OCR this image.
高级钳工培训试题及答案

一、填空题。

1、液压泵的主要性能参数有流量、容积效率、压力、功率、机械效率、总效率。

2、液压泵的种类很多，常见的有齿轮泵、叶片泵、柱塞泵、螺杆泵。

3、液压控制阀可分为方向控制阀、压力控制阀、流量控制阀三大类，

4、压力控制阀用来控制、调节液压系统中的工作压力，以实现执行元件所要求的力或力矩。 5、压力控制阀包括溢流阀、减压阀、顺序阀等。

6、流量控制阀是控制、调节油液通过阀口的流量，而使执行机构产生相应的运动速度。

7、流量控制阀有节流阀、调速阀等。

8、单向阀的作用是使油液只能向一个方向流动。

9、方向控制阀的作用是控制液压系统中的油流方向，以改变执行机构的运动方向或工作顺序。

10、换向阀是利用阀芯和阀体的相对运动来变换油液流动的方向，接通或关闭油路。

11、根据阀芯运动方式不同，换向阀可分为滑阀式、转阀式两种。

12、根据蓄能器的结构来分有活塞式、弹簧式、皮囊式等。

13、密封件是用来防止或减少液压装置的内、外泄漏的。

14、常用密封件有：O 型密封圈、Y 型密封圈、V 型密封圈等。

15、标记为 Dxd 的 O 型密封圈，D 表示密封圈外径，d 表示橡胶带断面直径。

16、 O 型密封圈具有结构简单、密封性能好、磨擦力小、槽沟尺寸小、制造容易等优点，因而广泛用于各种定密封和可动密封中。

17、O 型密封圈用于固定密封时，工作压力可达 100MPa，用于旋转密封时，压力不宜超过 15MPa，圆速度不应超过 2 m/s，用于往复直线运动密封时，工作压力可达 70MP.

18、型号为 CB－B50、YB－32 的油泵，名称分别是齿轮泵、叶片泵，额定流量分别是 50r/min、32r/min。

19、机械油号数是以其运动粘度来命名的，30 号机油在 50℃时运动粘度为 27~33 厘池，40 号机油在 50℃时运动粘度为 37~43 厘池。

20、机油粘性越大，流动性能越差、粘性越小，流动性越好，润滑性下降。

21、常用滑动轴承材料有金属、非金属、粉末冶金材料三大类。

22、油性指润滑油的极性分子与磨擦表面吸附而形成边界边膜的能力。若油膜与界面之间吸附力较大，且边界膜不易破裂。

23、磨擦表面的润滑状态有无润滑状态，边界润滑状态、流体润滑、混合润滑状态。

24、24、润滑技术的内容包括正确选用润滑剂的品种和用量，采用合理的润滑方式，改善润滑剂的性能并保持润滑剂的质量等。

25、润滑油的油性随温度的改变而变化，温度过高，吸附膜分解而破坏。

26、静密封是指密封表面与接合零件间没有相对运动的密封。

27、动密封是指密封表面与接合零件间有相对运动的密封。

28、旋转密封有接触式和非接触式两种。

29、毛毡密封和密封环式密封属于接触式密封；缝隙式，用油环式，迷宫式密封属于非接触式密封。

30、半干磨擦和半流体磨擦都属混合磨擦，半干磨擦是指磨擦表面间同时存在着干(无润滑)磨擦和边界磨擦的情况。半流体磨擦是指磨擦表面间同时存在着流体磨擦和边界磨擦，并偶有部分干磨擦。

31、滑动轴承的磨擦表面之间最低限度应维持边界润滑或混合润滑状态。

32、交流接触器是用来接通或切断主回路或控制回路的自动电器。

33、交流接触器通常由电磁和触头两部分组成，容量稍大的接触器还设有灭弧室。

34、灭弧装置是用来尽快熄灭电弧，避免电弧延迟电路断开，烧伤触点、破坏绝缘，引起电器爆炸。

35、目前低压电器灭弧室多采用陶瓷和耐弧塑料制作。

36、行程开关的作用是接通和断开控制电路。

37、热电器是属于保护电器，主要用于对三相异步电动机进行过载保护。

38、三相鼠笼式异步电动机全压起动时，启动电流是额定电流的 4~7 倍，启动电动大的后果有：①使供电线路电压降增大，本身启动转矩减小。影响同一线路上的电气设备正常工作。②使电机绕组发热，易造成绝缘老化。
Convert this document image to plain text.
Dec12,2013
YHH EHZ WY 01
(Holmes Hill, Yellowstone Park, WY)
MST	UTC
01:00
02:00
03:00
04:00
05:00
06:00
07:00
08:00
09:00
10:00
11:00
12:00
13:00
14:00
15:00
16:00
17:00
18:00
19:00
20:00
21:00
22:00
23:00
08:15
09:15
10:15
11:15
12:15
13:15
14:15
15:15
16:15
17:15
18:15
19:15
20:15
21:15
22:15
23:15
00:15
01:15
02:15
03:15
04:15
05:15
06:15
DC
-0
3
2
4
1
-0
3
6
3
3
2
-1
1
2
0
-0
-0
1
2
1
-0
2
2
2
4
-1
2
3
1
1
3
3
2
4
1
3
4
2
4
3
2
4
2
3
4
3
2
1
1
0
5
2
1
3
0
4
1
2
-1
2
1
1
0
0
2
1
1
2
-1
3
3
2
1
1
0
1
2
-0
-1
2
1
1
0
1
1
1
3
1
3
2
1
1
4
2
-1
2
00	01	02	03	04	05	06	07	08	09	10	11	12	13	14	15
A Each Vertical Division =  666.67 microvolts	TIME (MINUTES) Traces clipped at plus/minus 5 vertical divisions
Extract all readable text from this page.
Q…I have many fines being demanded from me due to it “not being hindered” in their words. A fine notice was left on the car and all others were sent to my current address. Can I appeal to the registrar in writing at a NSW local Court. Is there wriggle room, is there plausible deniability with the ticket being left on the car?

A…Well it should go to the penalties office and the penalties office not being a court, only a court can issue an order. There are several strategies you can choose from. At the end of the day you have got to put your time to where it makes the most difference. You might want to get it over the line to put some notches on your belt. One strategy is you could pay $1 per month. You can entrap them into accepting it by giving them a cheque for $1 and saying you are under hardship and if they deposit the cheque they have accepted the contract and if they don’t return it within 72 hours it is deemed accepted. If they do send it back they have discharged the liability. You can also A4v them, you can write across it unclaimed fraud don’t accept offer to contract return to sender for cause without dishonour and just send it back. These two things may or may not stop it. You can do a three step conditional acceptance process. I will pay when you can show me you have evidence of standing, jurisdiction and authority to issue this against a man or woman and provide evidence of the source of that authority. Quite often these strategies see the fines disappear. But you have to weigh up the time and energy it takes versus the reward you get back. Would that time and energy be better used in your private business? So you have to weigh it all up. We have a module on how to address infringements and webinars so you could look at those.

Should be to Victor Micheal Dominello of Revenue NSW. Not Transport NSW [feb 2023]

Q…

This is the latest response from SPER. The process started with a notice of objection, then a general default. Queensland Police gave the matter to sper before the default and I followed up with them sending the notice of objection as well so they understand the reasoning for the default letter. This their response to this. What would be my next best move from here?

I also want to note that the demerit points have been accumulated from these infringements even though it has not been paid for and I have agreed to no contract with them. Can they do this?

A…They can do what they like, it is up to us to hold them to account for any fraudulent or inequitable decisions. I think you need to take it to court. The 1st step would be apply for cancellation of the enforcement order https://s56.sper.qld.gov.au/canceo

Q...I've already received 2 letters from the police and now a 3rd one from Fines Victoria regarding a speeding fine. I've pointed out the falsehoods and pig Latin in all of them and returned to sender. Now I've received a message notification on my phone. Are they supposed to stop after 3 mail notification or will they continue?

----

GIVEN TASK: From the records above, extract every entry exactly as given.

TASK SOLUTION:
OCR this image.
高级钳工培训试题及答案

一、填空题。

1、液压泵的主要性能参数有流量、容积效率、压力、功率、机械效率、总效率。

2、液压泵的种类很多，常见的有齿轮泵、叶片泵、柱塞泵、螺杆泵。

3、液压控制阀可分为方向控制阀、压力控制阀、流量控制阀三大类，

4、压力控制阀用来控制、调节液压系统中的工作压力，以实现执行元件所要求的力或力矩。 5、压力控制阀包括溢流阀、减压阀、顺序阀等。

6、流量控制阀是控制、调节油液通过阀口的流量，而使执行机构产生相应的运动速度。

7、流量控制阀有节流阀、调速阀等。

8、单向阀的作用是使油液只能向一个方向流动。

9、方向控制阀的作用是控制液压系统中的油流方向，以改变执行机构的运动方向或工作顺序。

10、换向阀是利用阀芯和阀体的相对运动来变换油液流动的方向，接通或关闭油路。

11、根据阀芯运动方式不同，换向阀可分为滑阀式、转阀式两种。

12、根据蓄能器的结构来分有活塞式、弹簧式、皮囊式等。

13、密封件是用来防止或减少液压装置的内、外泄漏的。

14、常用密封件有：O 型密封圈、Y 型密封圈、V 型密封圈等。

15、标记为 Dxd 的 O 型密封圈，D 表示密封圈外径，d 表示橡胶带断面直径。

16、 O 型密封圈具有结构简单、密封性能好、磨擦力小、槽沟尺寸小、制造容易等优点，因而广泛用于各种定密封和可动密封中。

17、O 型密封圈用于固定密封时，工作压力可达 100MPa，用于旋转密封时，压力不宜超过 15MPa，圆速度不应超过 2 m/s，用于往复直线运动密封时，工作压力可达 70MP.

18、型号为 CB－B50、YB－32 的油泵，名称分别是齿轮泵、叶片泵，额定流量分别是 50r/min、32r/min。

19、机械油号数是以其运动粘度来命名的，30 号机油在 50℃时运动粘度为 27~33 厘池，40 号机油在 50℃时运动粘度为 37~43 厘池。

20、机油粘性越大，流动性能越差、粘性越小，流动性越好，润滑性下降。

21、常用滑动轴承材料有金属、非金属、粉末冶金材料三大类。

22、油性指润滑油的极性分子与磨擦表面吸附而形成边界边膜的能力。若油膜与界面之间吸附力较大，且边界膜不易破裂。

23、磨擦表面的润滑状态有无润滑状态，边界润滑状态、流体润滑、混合润滑状态。

24、24、润滑技术的内容包括正确选用润滑剂的品种和用量，采用合理的润滑方式，改善润滑剂的性能并保持润滑剂的质量等。

25、润滑油的油性随温度的改变而变化，温度过高，吸附膜分解而破坏。

26、静密封是指密封表面与接合零件间没有相对运动的密封。

27、动密封是指密封表面与接合零件间有相对运动的密封。

28、旋转密封有接触式和非接触式两种。

29、毛毡密封和密封环式密封属于接触式密封；缝隙式，用油环式，迷宫式密封属于非接触式密封。

30、半干磨擦和半流体磨擦都属混合磨擦，半干磨擦是指磨擦表面间同时存在着干(无润滑)磨擦和边界磨擦的情况。半流体磨擦是指磨擦表面间同时存在着流体磨擦和边界磨擦，并偶有部分干磨擦。

31、滑动轴承的磨擦表面之间最低限度应维持边界润滑或混合润滑状态。

32、交流接触器是用来接通或切断主回路或控制回路的自动电器。

33、交流接触器通常由电磁和触头两部分组成，容量稍大的接触器还设有灭弧室。

34、灭弧装置是用来尽快熄灭电弧，避免电弧延迟电路断开，烧伤触点、破坏绝缘，引起电器爆炸。

35、目前低压电器灭弧室多采用陶瓷和耐弧塑料制作。

36、行程开关的作用是接通和断开控制电路。

37、热电器是属于保护电器，主要用于对三相异步电动机进行过载保护。

38、三相鼠笼式异步电动机全压起动时，启动电流是额定电流的 4~7 倍，启动电动大的后果有：①使供电线路电压降增大，本身启动转矩减小。影响同一线路上的电气设备正常工作。②使电机绕组发热，易造成绝缘老化。
Convert this document image to plain text.
Dec12,2013
YHH EHZ WY 01
(Holmes Hill, Yellowstone Park, WY)
MST	UTC
01:00
02:00
03:00
04:00
05:00
06:00
07:00
08:00
09:00
10:00
11:00
12:00
13:00
14:00
15:00
16:00
17:00
18:00
19:00
20:00
21:00
22:00
23:00
08:15
09:15
10:15
11:15
12:15
13:15
14:15
15:15
16:15
17:15
18:15
19:15
20:15
21:15
22:15
23:15
00:15
01:15
02:15
03:15
04:15
05:15
06:15
DC
-0
3
2
4
1
-0
3
6
3
3
2
-1
1
2
0
-0
-0
1
2
1
-0
2
2
2
4
-1
2
3
1
1
3
3
2
4
1
3
4
2
4
3
2
4
2
3
4
3
2
1
1
0
5
2
1
3
0
4
1
2
-1
2
1
1
0
0
2
1
1
2
-1
3
3
2
1
1
0
1
2
-0
-1
2
1
1
0
1
1
1
3
1
3
2
1
1
4
2
-1
2
00	01	02	03	04	05	06	07	08	09	10	11	12	13	14	15
A Each Vertical Division =  666.67 microvolts	TIME (MINUTES) Traces clipped at plus/minus 5 vertical divisions
Extract all readable text from this page.
Q…I have many fines being demanded from me due to it “not being hindered” in their words. A fine notice was left on the car and all others were sent to my current address. Can I appeal to the registrar in writing at a NSW local Court. Is there wriggle room, is there plausible deniability with the ticket being left on the car?

A…Well it should go to the penalties office and the penalties office not being a court, only a court can issue an order. There are several strategies you can choose from. At the end of the day you have got to put your time to where it makes the most difference. You might want to get it over the line to put some notches on your belt. One strategy is you could pay $1 per month. You can entrap them into accepting it by giving them a cheque for $1 and saying you are under hardship and if they deposit the cheque they have accepted the contract and if they don’t return it within 72 hours it is deemed accepted. If they do send it back they have discharged the liability. You can also A4v them, you can write across it unclaimed fraud don’t accept offer to contract return to sender for cause without dishonour and just send it back. These two things may or may not stop it. You can do a three step conditional acceptance process. I will pay when you can show me you have evidence of standing, jurisdiction and authority to issue this against a man or woman and provide evidence of the source of that authority. Quite often these strategies see the fines disappear. But you have to weigh up the time and energy it takes versus the reward you get back. Would that time and energy be better used in your private business? So you have to weigh it all up. We have a module on how to address infringements and webinars so you could look at those.

Should be to Victor Micheal Dominello of Revenue NSW. Not Transport NSW [feb 2023]

Q…

This is the latest response from SPER. The process started with a notice of objection, then a general default. Queensland Police gave the matter to sper before the default and I followed up with them sending the notice of objection as well so they understand the reasoning for the default letter. This their response to this. What would be my next best move from here?

I also want to note that the demerit points have been accumulated from these infringements even though it has not been paid for and I have agreed to no contract with them. Can they do this?

A…They can do what they like, it is up to us to hold them to account for any fraudulent or inequitable decisions. I think you need to take it to court. The 1st step would be apply for cancellation of the enforcement order https://s56.sper.qld.gov.au/canceo

Q...I've already received 2 letters from the police and now a 3rd one from Fines Victoria regarding a speeding fine. I've pointed out the falsehoods and pig Latin in all of them and returned to sender. Now I've received a message notification on my phone. Are they supposed to stop after 3 mail notification or will they continue?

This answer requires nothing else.